Transcribe the text on the manor of Weston word for word, from "What Kind of" up to and including "money from it.".

## Start Page

When the Court of Augmentations was abolished under Mary in 1554, Duke received an annuity of £133 6s 8d in compensation for losing his clerkship, which tells you something about how lucrative those ‘profits’ of his position had been. And of course, he still had the income flowing from properties scattered across four counties.
What Kind of Landlord Was He?
For Weston, Duke was yet another lord the tenants would probably rarely meet. He had estates scattered across the West Country, sat in Parliament and signed off on property transfers all day long. A small Dorset manor was not going to command his personal attention, but he wasn’t too busy to make money from it.
A rental drawn up in 16119Somerset Heritage Centre, DD/WHh/456: Rental of Stalbridge Weston Manor, with court proceedings, c.1558–1612. shows him granting
One capital messuage [Manor House] of the manor of Weston and all houses, buildings, ground, meadow, pasture, rights of passage and whatever is lying/annexed and belonging to the said capital messuage
to William Wattes in 1556, for an entry fee of £15 and an annual rent of 34s 1d. (A later entry in the same rental shows this to have been about 178 acres – a very large property). William Wattes may have been the bailiff named in the 1535 Valor Ecclesiasticus, or a descendant; it’s easy to see how a bailiff or his family could position themselves to acquire their own choice parcel. And Duke made other grants (88 acres for £31 in 1562 to Christiana Snowke, 30 acres for £13 6s 8d to Robert Kember, 3 acres for £10 to Thomas Carter) and those are just the grants that hadn’t been superseded by 1611. It does seem that William Wattes got a bargain.

## End Page
## Start Material

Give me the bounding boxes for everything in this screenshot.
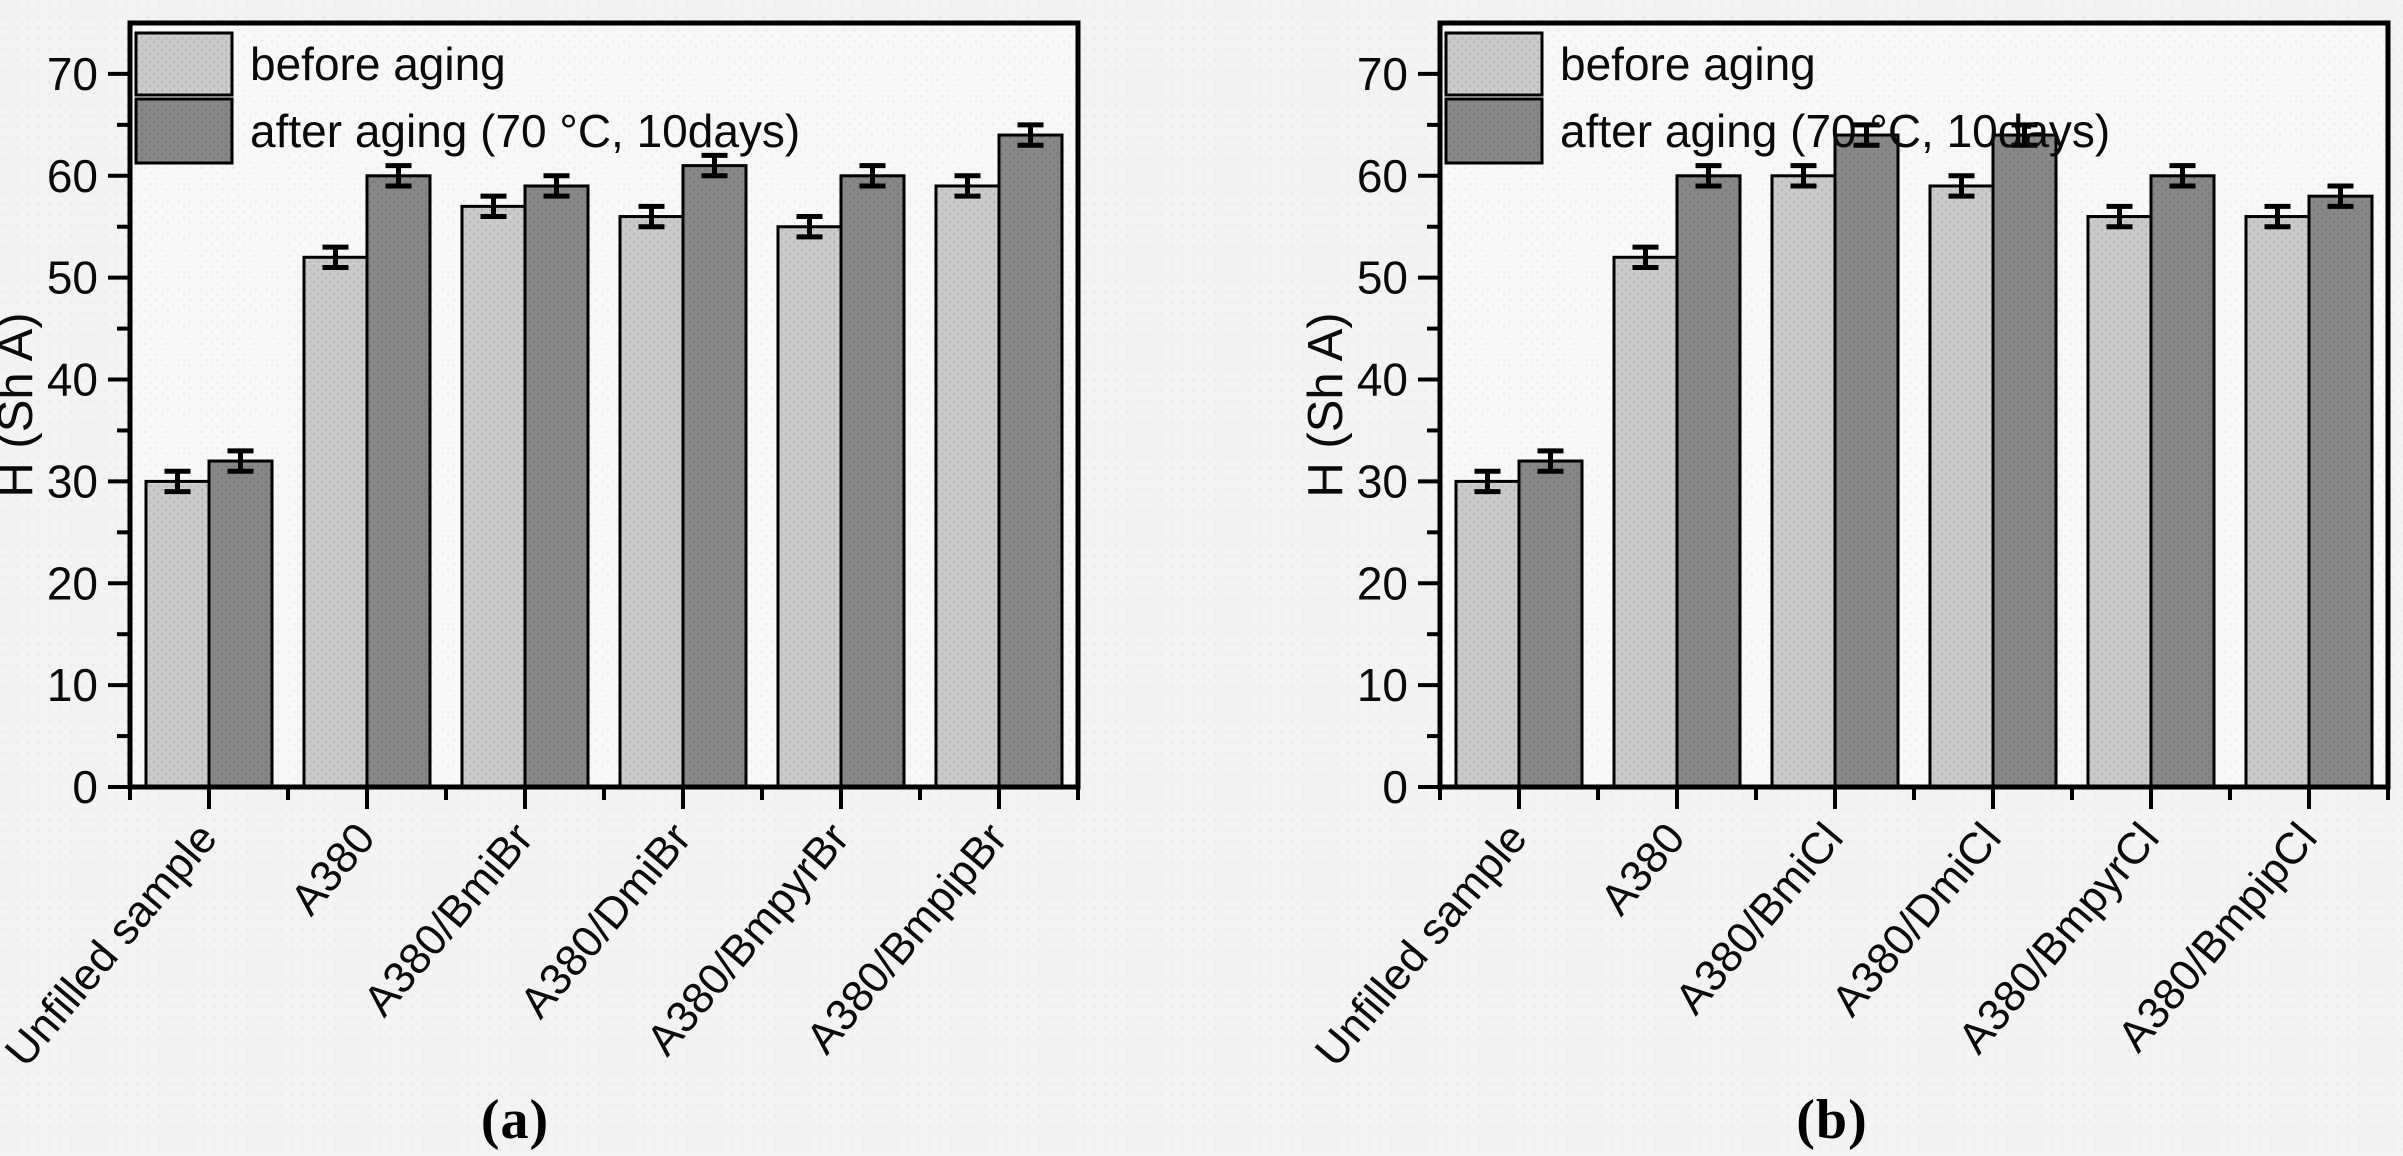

## End Material

_Finished answer_:
What Kind of Landlord Was He?
For Weston, Duke was yet another lord the tenants would probably rarely meet. He had estates scattered across the West Country, sat in Parliament and signed off on property transfers all day long. A small Dorset manor was not going to command his personal attention, but he wasn’t too busy to make money from it.